[start]

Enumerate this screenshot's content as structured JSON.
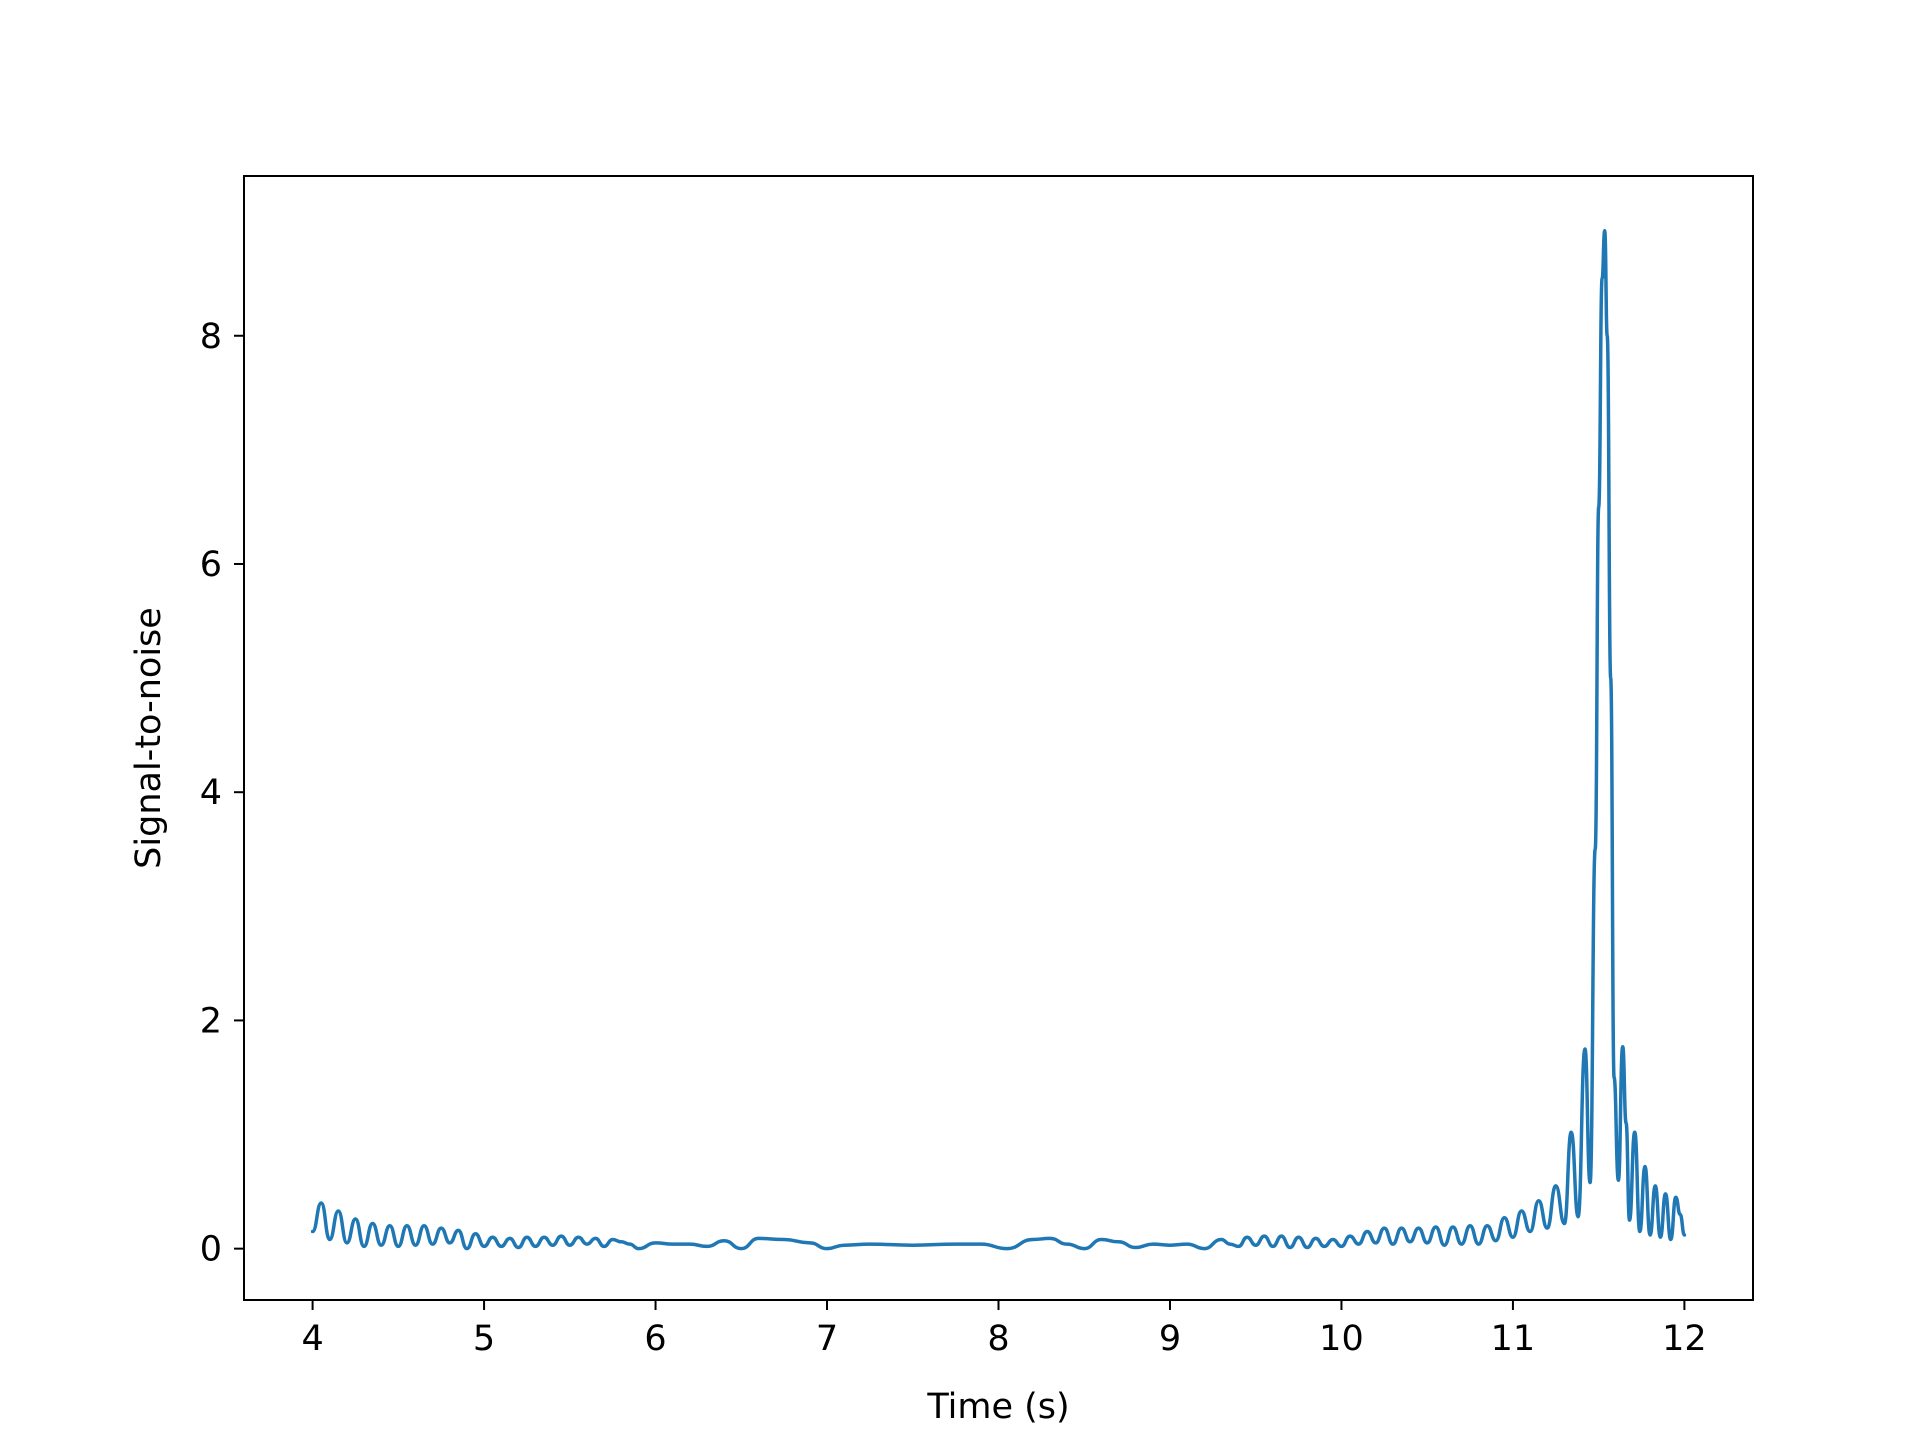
{
  "chart_data": {
    "type": "line",
    "title": "",
    "xlabel": "Time (s)",
    "ylabel": "Signal-to-noise",
    "xlim": [
      3.6,
      12.4
    ],
    "ylim": [
      -0.45,
      9.4
    ],
    "x_ticks": [
      4,
      5,
      6,
      7,
      8,
      9,
      10,
      11,
      12
    ],
    "x_tick_labels": [
      "4",
      "5",
      "6",
      "7",
      "8",
      "9",
      "10",
      "11",
      "12"
    ],
    "y_ticks": [
      0,
      2,
      4,
      6,
      8
    ],
    "y_tick_labels": [
      "0",
      "2",
      "4",
      "6",
      "8"
    ],
    "grid": false,
    "legend": "none",
    "series": [
      {
        "color": "#1f77b4",
        "x": [
          4.0,
          4.05,
          4.1,
          4.15,
          4.2,
          4.25,
          4.3,
          4.35,
          4.4,
          4.45,
          4.5,
          4.55,
          4.6,
          4.65,
          4.7,
          4.75,
          4.8,
          4.85,
          4.9,
          4.95,
          5.0,
          5.05,
          5.1,
          5.15,
          5.2,
          5.25,
          5.3,
          5.35,
          5.4,
          5.45,
          5.5,
          5.55,
          5.6,
          5.65,
          5.7,
          5.75,
          5.8,
          5.85,
          5.9,
          6.0,
          6.1,
          6.2,
          6.3,
          6.4,
          6.5,
          6.6,
          6.75,
          6.9,
          7.0,
          7.1,
          7.25,
          7.5,
          7.75,
          7.9,
          8.05,
          8.2,
          8.3,
          8.4,
          8.5,
          8.6,
          8.7,
          8.8,
          8.9,
          9.0,
          9.1,
          9.2,
          9.3,
          9.35,
          9.4,
          9.45,
          9.5,
          9.55,
          9.6,
          9.65,
          9.7,
          9.75,
          9.8,
          9.85,
          9.9,
          9.95,
          10.0,
          10.05,
          10.1,
          10.15,
          10.2,
          10.25,
          10.3,
          10.35,
          10.4,
          10.45,
          10.5,
          10.55,
          10.6,
          10.65,
          10.7,
          10.75,
          10.8,
          10.85,
          10.9,
          10.95,
          11.0,
          11.05,
          11.1,
          11.15,
          11.2,
          11.25,
          11.3,
          11.34,
          11.38,
          11.42,
          11.45,
          11.48,
          11.5,
          11.52,
          11.535,
          11.55,
          11.57,
          11.59,
          11.615,
          11.64,
          11.66,
          11.68,
          11.71,
          11.74,
          11.77,
          11.8,
          11.83,
          11.86,
          11.89,
          11.92,
          11.95,
          11.975,
          12.0
        ],
        "y": [
          0.15,
          0.4,
          0.08,
          0.33,
          0.05,
          0.26,
          0.02,
          0.22,
          0.03,
          0.2,
          0.02,
          0.2,
          0.03,
          0.2,
          0.04,
          0.18,
          0.05,
          0.16,
          0.0,
          0.13,
          0.02,
          0.1,
          0.02,
          0.09,
          0.01,
          0.1,
          0.02,
          0.1,
          0.03,
          0.11,
          0.03,
          0.1,
          0.04,
          0.09,
          0.02,
          0.08,
          0.06,
          0.04,
          0.0,
          0.05,
          0.04,
          0.04,
          0.02,
          0.07,
          0.0,
          0.09,
          0.08,
          0.05,
          0.0,
          0.03,
          0.04,
          0.03,
          0.04,
          0.04,
          0.0,
          0.08,
          0.09,
          0.04,
          0.0,
          0.08,
          0.06,
          0.01,
          0.04,
          0.03,
          0.04,
          0.0,
          0.08,
          0.04,
          0.02,
          0.1,
          0.03,
          0.11,
          0.02,
          0.11,
          0.01,
          0.1,
          0.01,
          0.09,
          0.02,
          0.08,
          0.02,
          0.11,
          0.04,
          0.15,
          0.05,
          0.18,
          0.04,
          0.18,
          0.06,
          0.18,
          0.05,
          0.19,
          0.03,
          0.19,
          0.04,
          0.2,
          0.04,
          0.2,
          0.07,
          0.27,
          0.1,
          0.33,
          0.15,
          0.42,
          0.18,
          0.55,
          0.22,
          1.02,
          0.28,
          1.75,
          0.58,
          3.5,
          6.5,
          8.5,
          8.92,
          8.0,
          5.0,
          1.5,
          0.6,
          1.77,
          1.1,
          0.25,
          1.02,
          0.15,
          0.72,
          0.12,
          0.55,
          0.1,
          0.48,
          0.08,
          0.45,
          0.3,
          0.12
        ]
      }
    ]
  }
}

[end]

## TASK STATEMENT
Write out each entry exactly as given, but skip the pictures.

## ANSWER TO THE TASK
Enumerate this screenshot's content as structured JSON.
{
  "chart_data": {
    "type": "line",
    "title": "",
    "xlabel": "Time (s)",
    "ylabel": "Signal-to-noise",
    "xlim": [
      3.6,
      12.4
    ],
    "ylim": [
      -0.45,
      9.4
    ],
    "x_ticks": [
      4,
      5,
      6,
      7,
      8,
      9,
      10,
      11,
      12
    ],
    "x_tick_labels": [
      "4",
      "5",
      "6",
      "7",
      "8",
      "9",
      "10",
      "11",
      "12"
    ],
    "y_ticks": [
      0,
      2,
      4,
      6,
      8
    ],
    "y_tick_labels": [
      "0",
      "2",
      "4",
      "6",
      "8"
    ],
    "grid": false,
    "legend": "none",
    "series": [
      {
        "color": "#1f77b4",
        "x": [
          4.0,
          4.05,
          4.1,
          4.15,
          4.2,
          4.25,
          4.3,
          4.35,
          4.4,
          4.45,
          4.5,
          4.55,
          4.6,
          4.65,
          4.7,
          4.75,
          4.8,
          4.85,
          4.9,
          4.95,
          5.0,
          5.05,
          5.1,
          5.15,
          5.2,
          5.25,
          5.3,
          5.35,
          5.4,
          5.45,
          5.5,
          5.55,
          5.6,
          5.65,
          5.7,
          5.75,
          5.8,
          5.85,
          5.9,
          6.0,
          6.1,
          6.2,
          6.3,
          6.4,
          6.5,
          6.6,
          6.75,
          6.9,
          7.0,
          7.1,
          7.25,
          7.5,
          7.75,
          7.9,
          8.05,
          8.2,
          8.3,
          8.4,
          8.5,
          8.6,
          8.7,
          8.8,
          8.9,
          9.0,
          9.1,
          9.2,
          9.3,
          9.35,
          9.4,
          9.45,
          9.5,
          9.55,
          9.6,
          9.65,
          9.7,
          9.75,
          9.8,
          9.85,
          9.9,
          9.95,
          10.0,
          10.05,
          10.1,
          10.15,
          10.2,
          10.25,
          10.3,
          10.35,
          10.4,
          10.45,
          10.5,
          10.55,
          10.6,
          10.65,
          10.7,
          10.75,
          10.8,
          10.85,
          10.9,
          10.95,
          11.0,
          11.05,
          11.1,
          11.15,
          11.2,
          11.25,
          11.3,
          11.34,
          11.38,
          11.42,
          11.45,
          11.48,
          11.5,
          11.52,
          11.535,
          11.55,
          11.57,
          11.59,
          11.615,
          11.64,
          11.66,
          11.68,
          11.71,
          11.74,
          11.77,
          11.8,
          11.83,
          11.86,
          11.89,
          11.92,
          11.95,
          11.975,
          12.0
        ],
        "y": [
          0.15,
          0.4,
          0.08,
          0.33,
          0.05,
          0.26,
          0.02,
          0.22,
          0.03,
          0.2,
          0.02,
          0.2,
          0.03,
          0.2,
          0.04,
          0.18,
          0.05,
          0.16,
          0.0,
          0.13,
          0.02,
          0.1,
          0.02,
          0.09,
          0.01,
          0.1,
          0.02,
          0.1,
          0.03,
          0.11,
          0.03,
          0.1,
          0.04,
          0.09,
          0.02,
          0.08,
          0.06,
          0.04,
          0.0,
          0.05,
          0.04,
          0.04,
          0.02,
          0.07,
          0.0,
          0.09,
          0.08,
          0.05,
          0.0,
          0.03,
          0.04,
          0.03,
          0.04,
          0.04,
          0.0,
          0.08,
          0.09,
          0.04,
          0.0,
          0.08,
          0.06,
          0.01,
          0.04,
          0.03,
          0.04,
          0.0,
          0.08,
          0.04,
          0.02,
          0.1,
          0.03,
          0.11,
          0.02,
          0.11,
          0.01,
          0.1,
          0.01,
          0.09,
          0.02,
          0.08,
          0.02,
          0.11,
          0.04,
          0.15,
          0.05,
          0.18,
          0.04,
          0.18,
          0.06,
          0.18,
          0.05,
          0.19,
          0.03,
          0.19,
          0.04,
          0.2,
          0.04,
          0.2,
          0.07,
          0.27,
          0.1,
          0.33,
          0.15,
          0.42,
          0.18,
          0.55,
          0.22,
          1.02,
          0.28,
          1.75,
          0.58,
          3.5,
          6.5,
          8.5,
          8.92,
          8.0,
          5.0,
          1.5,
          0.6,
          1.77,
          1.1,
          0.25,
          1.02,
          0.15,
          0.72,
          0.12,
          0.55,
          0.1,
          0.48,
          0.08,
          0.45,
          0.3,
          0.12
        ]
      }
    ]
  }
}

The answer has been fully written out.